◆ What is required: Without the pictures, set down every line of the data exactly.

:: Exercise data ::

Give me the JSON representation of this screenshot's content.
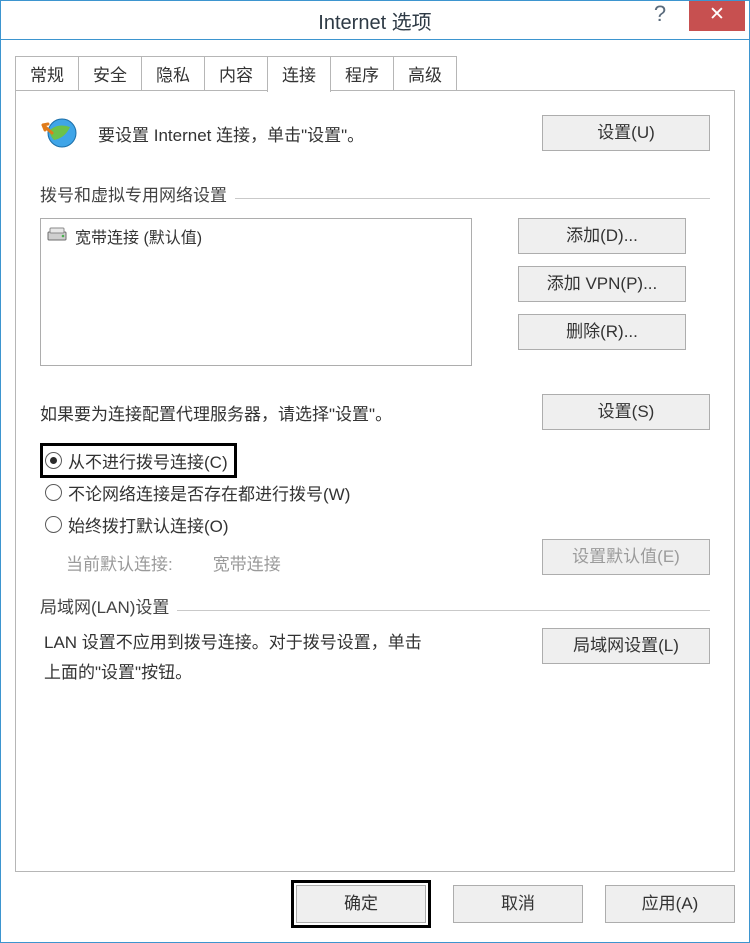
{
  "title": "Internet 选项",
  "tabs": [
    "常规",
    "安全",
    "隐私",
    "内容",
    "连接",
    "程序",
    "高级"
  ],
  "active_tab_index": 4,
  "intro_text": "要设置 Internet 连接，单击\"设置\"。",
  "setup_button": "设置(U)",
  "dial_section_title": "拨号和虚拟专用网络设置",
  "connection_item": "宽带连接 (默认值)",
  "add_button": "添加(D)...",
  "add_vpn_button": "添加 VPN(P)...",
  "remove_button": "删除(R)...",
  "proxy_hint": "如果要为连接配置代理服务器，请选择\"设置\"。",
  "settings_button": "设置(S)",
  "radio_never": "从不进行拨号连接(C)",
  "radio_when_needed": "不论网络连接是否存在都进行拨号(W)",
  "radio_always": "始终拨打默认连接(O)",
  "current_default_label": "当前默认连接:",
  "current_default_value": "宽带连接",
  "set_default_button": "设置默认值(E)",
  "lan_section_title": "局域网(LAN)设置",
  "lan_text": "LAN 设置不应用到拨号连接。对于拨号设置，单击上面的\"设置\"按钮。",
  "lan_button": "局域网设置(L)",
  "ok": "确定",
  "cancel": "取消",
  "apply": "应用(A)"
}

:::

◆ Solution to this exercise:
Give me the JSON representation of this screenshot's content.
{
  "title": "Internet 选项",
  "tabs": [
    "常规",
    "安全",
    "隐私",
    "内容",
    "连接",
    "程序",
    "高级"
  ],
  "active_tab_index": 4,
  "intro_text": "要设置 Internet 连接，单击\"设置\"。",
  "setup_button": "设置(U)",
  "dial_section_title": "拨号和虚拟专用网络设置",
  "connection_item": "宽带连接 (默认值)",
  "add_button": "添加(D)...",
  "add_vpn_button": "添加 VPN(P)...",
  "remove_button": "删除(R)...",
  "proxy_hint": "如果要为连接配置代理服务器，请选择\"设置\"。",
  "settings_button": "设置(S)",
  "radio_never": "从不进行拨号连接(C)",
  "radio_when_needed": "不论网络连接是否存在都进行拨号(W)",
  "radio_always": "始终拨打默认连接(O)",
  "current_default_label": "当前默认连接:",
  "current_default_value": "宽带连接",
  "set_default_button": "设置默认值(E)",
  "lan_section_title": "局域网(LAN)设置",
  "lan_text": "LAN 设置不应用到拨号连接。对于拨号设置，单击上面的\"设置\"按钮。",
  "lan_button": "局域网设置(L)",
  "ok": "确定",
  "cancel": "取消",
  "apply": "应用(A)"
}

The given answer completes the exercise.